---------- ROWS
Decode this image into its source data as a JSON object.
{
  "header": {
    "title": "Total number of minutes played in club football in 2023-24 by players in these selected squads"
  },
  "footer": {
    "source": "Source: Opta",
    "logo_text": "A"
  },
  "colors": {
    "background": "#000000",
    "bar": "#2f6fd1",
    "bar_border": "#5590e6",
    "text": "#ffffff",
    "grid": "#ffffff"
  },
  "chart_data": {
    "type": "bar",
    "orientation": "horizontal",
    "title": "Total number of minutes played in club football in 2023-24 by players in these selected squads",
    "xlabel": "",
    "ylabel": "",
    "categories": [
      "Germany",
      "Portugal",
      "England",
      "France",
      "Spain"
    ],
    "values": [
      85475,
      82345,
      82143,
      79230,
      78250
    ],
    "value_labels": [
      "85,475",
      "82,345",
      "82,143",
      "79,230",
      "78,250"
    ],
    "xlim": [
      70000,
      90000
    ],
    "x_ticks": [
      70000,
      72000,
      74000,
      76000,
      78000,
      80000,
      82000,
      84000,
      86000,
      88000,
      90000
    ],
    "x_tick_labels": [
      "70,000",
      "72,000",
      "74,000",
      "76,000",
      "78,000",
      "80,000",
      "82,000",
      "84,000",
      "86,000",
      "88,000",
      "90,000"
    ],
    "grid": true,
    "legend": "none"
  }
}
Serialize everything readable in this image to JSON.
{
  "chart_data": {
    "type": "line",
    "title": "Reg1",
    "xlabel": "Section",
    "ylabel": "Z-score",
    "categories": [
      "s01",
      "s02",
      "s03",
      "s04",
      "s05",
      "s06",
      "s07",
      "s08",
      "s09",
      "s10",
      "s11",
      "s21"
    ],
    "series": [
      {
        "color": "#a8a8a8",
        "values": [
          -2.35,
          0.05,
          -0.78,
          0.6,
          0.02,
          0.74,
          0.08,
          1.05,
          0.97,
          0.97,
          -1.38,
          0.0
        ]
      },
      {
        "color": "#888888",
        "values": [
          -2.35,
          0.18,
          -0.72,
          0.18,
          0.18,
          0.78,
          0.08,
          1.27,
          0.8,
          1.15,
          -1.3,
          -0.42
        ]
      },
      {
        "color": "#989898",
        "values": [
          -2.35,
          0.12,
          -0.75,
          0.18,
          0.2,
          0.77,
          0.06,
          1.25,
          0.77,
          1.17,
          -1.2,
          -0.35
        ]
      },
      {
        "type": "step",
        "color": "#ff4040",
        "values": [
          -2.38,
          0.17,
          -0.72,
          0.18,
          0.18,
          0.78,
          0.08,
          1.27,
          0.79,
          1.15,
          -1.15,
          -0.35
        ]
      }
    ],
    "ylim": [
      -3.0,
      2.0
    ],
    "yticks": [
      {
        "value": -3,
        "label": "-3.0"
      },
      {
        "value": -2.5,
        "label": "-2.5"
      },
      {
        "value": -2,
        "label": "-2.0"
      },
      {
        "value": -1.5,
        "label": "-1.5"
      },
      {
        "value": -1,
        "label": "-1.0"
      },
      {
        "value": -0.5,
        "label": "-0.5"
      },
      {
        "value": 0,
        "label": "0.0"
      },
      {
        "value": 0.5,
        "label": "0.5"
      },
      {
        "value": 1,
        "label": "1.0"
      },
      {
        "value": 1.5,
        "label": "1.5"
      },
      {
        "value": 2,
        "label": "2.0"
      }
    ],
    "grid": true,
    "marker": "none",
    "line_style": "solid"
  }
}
--------------------
AIM => Return every record, word for word.

COMPLETE ANSWER =>
Decode this image into its source data as a JSON object.
{
  "header": {
    "title": "Total number of minutes played in club football in 2023-24 by players in these selected squads"
  },
  "footer": {
    "source": "Source: Opta",
    "logo_text": "A"
  },
  "colors": {
    "background": "#000000",
    "bar": "#2f6fd1",
    "bar_border": "#5590e6",
    "text": "#ffffff",
    "grid": "#ffffff"
  },
  "chart_data": {
    "type": "bar",
    "orientation": "horizontal",
    "title": "Total number of minutes played in club football in 2023-24 by players in these selected squads",
    "xlabel": "",
    "ylabel": "",
    "categories": [
      "Germany",
      "Portugal",
      "England",
      "France",
      "Spain"
    ],
    "values": [
      85475,
      82345,
      82143,
      79230,
      78250
    ],
    "value_labels": [
      "85,475",
      "82,345",
      "82,143",
      "79,230",
      "78,250"
    ],
    "xlim": [
      70000,
      90000
    ],
    "x_ticks": [
      70000,
      72000,
      74000,
      76000,
      78000,
      80000,
      82000,
      84000,
      86000,
      88000,
      90000
    ],
    "x_tick_labels": [
      "70,000",
      "72,000",
      "74,000",
      "76,000",
      "78,000",
      "80,000",
      "82,000",
      "84,000",
      "86,000",
      "88,000",
      "90,000"
    ],
    "grid": true,
    "legend": "none"
  }
}
Serialize everything readable in this image to JSON.
{
  "chart_data": {
    "type": "line",
    "title": "Reg1",
    "xlabel": "Section",
    "ylabel": "Z-score",
    "categories": [
      "s01",
      "s02",
      "s03",
      "s04",
      "s05",
      "s06",
      "s07",
      "s08",
      "s09",
      "s10",
      "s11",
      "s21"
    ],
    "series": [
      {
        "color": "#a8a8a8",
        "values": [
          -2.35,
          0.05,
          -0.78,
          0.6,
          0.02,
          0.74,
          0.08,
          1.05,
          0.97,
          0.97,
          -1.38,
          0.0
        ]
      },
      {
        "color": "#888888",
        "values": [
          -2.35,
          0.18,
          -0.72,
          0.18,
          0.18,
          0.78,
          0.08,
          1.27,
          0.8,
          1.15,
          -1.3,
          -0.42
        ]
      },
      {
        "color": "#989898",
        "values": [
          -2.35,
          0.12,
          -0.75,
          0.18,
          0.2,
          0.77,
          0.06,
          1.25,
          0.77,
          1.17,
          -1.2,
          -0.35
        ]
      },
      {
        "type": "step",
        "color": "#ff4040",
        "values": [
          -2.38,
          0.17,
          -0.72,
          0.18,
          0.18,
          0.78,
          0.08,
          1.27,
          0.79,
          1.15,
          -1.15,
          -0.35
        ]
      }
    ],
    "ylim": [
      -3.0,
      2.0
    ],
    "yticks": [
      {
        "value": -3,
        "label": "-3.0"
      },
      {
        "value": -2.5,
        "label": "-2.5"
      },
      {
        "value": -2,
        "label": "-2.0"
      },
      {
        "value": -1.5,
        "label": "-1.5"
      },
      {
        "value": -1,
        "label": "-1.0"
      },
      {
        "value": -0.5,
        "label": "-0.5"
      },
      {
        "value": 0,
        "label": "0.0"
      },
      {
        "value": 0.5,
        "label": "0.5"
      },
      {
        "value": 1,
        "label": "1.0"
      },
      {
        "value": 1.5,
        "label": "1.5"
      },
      {
        "value": 2,
        "label": "2.0"
      }
    ],
    "grid": true,
    "marker": "none",
    "line_style": "solid"
  }
}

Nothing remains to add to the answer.